In the material below, list every line carrying the string "Entropy".
# start of EXTRACTED MATERIAL
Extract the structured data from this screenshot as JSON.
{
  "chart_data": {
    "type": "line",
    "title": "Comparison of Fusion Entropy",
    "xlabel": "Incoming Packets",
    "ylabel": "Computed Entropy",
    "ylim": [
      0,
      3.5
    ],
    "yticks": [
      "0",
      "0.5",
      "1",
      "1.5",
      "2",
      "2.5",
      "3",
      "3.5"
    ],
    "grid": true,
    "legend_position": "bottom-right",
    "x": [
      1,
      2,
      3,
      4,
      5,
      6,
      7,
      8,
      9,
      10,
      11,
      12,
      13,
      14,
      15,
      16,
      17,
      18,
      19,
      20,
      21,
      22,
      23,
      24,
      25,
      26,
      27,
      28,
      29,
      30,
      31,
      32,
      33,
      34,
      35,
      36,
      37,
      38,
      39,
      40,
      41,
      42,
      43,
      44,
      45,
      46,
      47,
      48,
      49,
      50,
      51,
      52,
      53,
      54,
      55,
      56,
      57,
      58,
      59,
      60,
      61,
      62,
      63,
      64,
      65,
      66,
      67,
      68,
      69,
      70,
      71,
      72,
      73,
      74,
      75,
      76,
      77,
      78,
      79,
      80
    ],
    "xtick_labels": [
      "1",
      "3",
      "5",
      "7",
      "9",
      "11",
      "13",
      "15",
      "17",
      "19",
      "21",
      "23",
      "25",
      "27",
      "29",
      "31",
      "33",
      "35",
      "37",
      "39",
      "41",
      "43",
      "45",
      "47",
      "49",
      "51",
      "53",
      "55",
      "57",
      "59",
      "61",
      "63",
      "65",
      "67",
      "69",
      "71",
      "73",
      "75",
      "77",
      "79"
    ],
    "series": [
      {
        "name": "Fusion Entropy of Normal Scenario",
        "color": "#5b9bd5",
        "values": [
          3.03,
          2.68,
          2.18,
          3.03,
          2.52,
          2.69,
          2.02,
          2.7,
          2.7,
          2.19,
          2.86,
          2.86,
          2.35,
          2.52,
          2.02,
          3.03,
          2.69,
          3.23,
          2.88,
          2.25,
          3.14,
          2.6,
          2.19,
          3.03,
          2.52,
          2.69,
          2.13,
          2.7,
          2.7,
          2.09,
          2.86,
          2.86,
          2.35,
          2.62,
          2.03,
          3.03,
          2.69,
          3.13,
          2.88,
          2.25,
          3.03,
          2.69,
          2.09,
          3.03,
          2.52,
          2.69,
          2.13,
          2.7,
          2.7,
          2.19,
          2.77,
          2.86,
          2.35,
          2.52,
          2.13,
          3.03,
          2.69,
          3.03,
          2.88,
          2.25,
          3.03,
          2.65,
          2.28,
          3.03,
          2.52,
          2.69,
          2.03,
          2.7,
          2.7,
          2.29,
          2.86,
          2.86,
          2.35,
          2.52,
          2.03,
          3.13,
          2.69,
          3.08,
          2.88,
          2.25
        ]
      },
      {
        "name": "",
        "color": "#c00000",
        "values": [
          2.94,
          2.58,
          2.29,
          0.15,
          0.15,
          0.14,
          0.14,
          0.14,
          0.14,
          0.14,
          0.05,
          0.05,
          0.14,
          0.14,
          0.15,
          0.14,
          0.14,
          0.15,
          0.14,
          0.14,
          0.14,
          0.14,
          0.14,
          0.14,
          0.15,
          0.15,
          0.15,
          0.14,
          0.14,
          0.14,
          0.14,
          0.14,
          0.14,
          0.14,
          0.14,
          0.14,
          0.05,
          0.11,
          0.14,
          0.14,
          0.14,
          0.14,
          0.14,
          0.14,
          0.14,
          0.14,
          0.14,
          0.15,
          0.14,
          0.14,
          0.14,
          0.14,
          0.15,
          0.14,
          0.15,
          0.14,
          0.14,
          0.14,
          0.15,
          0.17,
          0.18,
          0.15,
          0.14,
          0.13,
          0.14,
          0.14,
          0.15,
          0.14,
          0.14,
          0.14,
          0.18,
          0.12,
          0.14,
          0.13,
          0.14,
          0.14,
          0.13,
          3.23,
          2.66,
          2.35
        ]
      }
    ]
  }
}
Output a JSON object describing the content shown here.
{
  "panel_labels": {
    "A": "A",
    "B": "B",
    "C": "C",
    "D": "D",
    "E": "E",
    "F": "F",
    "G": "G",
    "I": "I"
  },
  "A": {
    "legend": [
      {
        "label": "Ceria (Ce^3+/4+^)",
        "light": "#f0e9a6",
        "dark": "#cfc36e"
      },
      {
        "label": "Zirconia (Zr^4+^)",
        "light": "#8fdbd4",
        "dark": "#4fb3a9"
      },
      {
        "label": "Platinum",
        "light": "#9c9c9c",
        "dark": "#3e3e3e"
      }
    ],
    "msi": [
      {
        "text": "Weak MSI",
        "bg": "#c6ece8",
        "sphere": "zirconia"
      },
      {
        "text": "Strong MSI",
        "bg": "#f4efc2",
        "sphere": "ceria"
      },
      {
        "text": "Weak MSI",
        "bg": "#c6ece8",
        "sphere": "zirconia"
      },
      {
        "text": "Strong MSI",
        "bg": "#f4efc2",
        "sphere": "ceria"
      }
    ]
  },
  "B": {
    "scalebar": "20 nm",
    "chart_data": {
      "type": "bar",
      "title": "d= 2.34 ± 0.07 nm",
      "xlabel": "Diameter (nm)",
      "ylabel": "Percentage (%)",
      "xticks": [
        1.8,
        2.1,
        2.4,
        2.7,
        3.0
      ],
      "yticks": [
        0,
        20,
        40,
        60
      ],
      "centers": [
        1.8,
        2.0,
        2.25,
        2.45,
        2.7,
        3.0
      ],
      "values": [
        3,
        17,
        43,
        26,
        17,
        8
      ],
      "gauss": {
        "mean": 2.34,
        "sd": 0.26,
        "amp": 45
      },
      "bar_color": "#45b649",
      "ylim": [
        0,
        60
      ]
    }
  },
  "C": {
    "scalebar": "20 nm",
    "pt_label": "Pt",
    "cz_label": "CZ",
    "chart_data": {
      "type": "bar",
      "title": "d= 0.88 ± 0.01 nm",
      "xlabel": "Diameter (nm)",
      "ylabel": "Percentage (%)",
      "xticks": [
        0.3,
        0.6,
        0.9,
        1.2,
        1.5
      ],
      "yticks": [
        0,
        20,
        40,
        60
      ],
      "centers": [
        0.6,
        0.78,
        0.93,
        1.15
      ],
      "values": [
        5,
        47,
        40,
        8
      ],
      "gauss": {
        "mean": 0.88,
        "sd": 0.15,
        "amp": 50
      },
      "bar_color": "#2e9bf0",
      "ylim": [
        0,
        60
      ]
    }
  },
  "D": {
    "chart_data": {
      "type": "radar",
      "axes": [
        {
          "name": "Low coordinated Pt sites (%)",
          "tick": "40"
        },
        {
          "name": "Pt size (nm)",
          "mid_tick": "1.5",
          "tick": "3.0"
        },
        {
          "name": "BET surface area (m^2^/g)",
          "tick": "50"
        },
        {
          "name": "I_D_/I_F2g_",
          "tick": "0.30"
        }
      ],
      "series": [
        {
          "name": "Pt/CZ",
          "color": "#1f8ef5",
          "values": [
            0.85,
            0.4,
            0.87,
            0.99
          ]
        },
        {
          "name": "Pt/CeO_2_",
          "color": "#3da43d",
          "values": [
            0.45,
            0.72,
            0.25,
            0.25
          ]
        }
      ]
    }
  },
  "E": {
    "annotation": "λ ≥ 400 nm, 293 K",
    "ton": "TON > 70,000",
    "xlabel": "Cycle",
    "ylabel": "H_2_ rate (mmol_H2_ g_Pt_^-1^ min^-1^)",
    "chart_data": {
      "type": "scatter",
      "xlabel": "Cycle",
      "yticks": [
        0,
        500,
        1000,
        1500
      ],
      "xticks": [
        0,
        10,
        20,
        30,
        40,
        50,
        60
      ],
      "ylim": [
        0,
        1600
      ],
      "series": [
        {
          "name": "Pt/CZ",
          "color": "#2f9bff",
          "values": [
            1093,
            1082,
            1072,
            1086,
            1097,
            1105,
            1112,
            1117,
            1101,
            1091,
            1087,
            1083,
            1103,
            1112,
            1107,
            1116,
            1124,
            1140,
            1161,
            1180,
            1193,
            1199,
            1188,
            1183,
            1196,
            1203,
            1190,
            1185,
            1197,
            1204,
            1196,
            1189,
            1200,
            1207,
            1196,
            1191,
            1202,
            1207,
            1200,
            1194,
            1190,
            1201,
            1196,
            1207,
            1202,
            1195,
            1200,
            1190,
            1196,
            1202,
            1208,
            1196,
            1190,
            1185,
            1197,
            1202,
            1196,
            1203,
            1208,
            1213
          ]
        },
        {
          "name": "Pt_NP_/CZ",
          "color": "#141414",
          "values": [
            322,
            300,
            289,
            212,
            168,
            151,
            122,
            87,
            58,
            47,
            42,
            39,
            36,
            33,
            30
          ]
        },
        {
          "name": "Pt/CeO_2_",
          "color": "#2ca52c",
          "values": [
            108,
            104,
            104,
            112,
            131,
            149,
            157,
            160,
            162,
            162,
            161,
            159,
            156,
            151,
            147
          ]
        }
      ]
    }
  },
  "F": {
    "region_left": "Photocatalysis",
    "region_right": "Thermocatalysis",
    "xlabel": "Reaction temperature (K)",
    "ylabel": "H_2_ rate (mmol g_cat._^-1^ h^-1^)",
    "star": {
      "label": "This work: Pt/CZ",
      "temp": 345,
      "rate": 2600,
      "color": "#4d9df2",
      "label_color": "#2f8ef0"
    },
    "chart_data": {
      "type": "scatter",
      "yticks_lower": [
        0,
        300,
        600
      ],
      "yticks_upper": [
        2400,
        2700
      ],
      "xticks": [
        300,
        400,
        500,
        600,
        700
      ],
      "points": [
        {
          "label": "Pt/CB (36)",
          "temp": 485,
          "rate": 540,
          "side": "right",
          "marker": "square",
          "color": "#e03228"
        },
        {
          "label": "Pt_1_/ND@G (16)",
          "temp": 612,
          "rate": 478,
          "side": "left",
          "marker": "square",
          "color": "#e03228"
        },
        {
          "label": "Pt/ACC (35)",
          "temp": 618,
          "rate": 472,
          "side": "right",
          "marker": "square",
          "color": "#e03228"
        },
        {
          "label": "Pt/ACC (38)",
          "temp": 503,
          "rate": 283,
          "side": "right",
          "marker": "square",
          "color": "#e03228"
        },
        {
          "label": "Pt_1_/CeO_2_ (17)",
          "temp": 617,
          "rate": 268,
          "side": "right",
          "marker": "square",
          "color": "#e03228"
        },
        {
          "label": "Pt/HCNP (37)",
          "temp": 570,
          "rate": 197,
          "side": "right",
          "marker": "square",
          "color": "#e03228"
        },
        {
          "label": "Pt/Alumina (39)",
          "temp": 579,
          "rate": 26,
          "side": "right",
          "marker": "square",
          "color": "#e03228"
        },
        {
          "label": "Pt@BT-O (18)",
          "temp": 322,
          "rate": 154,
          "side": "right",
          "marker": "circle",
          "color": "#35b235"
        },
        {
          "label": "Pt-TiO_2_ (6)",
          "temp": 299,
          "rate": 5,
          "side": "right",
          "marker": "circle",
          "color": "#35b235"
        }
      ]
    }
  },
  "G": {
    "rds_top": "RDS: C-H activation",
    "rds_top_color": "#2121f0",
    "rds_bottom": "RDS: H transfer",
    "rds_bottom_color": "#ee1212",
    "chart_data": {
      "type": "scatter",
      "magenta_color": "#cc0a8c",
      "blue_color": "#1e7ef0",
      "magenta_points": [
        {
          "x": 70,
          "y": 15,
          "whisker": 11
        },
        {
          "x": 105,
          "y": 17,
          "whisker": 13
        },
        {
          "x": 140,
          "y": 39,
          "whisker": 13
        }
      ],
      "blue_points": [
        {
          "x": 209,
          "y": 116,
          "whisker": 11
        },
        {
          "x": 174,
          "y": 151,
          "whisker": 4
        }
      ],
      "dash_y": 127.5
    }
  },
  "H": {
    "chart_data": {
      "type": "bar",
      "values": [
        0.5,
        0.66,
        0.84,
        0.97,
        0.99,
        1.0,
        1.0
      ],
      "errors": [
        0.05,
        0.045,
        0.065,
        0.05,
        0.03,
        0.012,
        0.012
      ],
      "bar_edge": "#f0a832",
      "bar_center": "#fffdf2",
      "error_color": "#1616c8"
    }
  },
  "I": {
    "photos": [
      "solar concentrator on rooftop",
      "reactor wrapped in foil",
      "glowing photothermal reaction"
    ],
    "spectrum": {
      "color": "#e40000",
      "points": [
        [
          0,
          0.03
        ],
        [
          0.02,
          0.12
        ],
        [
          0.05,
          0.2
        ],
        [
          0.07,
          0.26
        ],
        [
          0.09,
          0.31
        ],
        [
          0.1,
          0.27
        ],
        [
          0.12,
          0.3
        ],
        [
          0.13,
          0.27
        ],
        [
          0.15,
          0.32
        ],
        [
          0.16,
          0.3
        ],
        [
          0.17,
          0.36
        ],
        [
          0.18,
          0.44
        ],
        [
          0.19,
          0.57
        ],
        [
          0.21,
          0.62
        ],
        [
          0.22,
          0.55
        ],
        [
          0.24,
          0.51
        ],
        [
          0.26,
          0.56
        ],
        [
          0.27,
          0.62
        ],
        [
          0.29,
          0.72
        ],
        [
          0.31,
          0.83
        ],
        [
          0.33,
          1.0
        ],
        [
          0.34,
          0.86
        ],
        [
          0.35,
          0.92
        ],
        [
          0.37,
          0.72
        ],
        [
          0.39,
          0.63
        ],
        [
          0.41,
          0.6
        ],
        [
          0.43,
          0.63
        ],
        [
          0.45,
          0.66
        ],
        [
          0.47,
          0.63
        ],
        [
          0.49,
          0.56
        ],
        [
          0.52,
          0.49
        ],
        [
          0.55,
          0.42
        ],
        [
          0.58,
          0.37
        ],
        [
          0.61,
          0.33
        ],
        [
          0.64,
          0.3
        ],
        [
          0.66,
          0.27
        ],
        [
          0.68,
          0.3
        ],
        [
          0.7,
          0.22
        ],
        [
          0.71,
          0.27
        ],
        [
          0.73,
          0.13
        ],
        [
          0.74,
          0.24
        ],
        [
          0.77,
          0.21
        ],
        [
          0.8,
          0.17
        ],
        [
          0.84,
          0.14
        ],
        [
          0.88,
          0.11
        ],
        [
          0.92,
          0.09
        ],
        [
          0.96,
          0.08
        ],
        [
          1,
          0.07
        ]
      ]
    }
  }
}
# end of EXTRACTED MATERIAL
### THE ANSWER
    "title": "Comparison of Fusion Entropy",
    "ylabel": "Computed Entropy",
        "name": "Fusion Entropy of Normal Scenario",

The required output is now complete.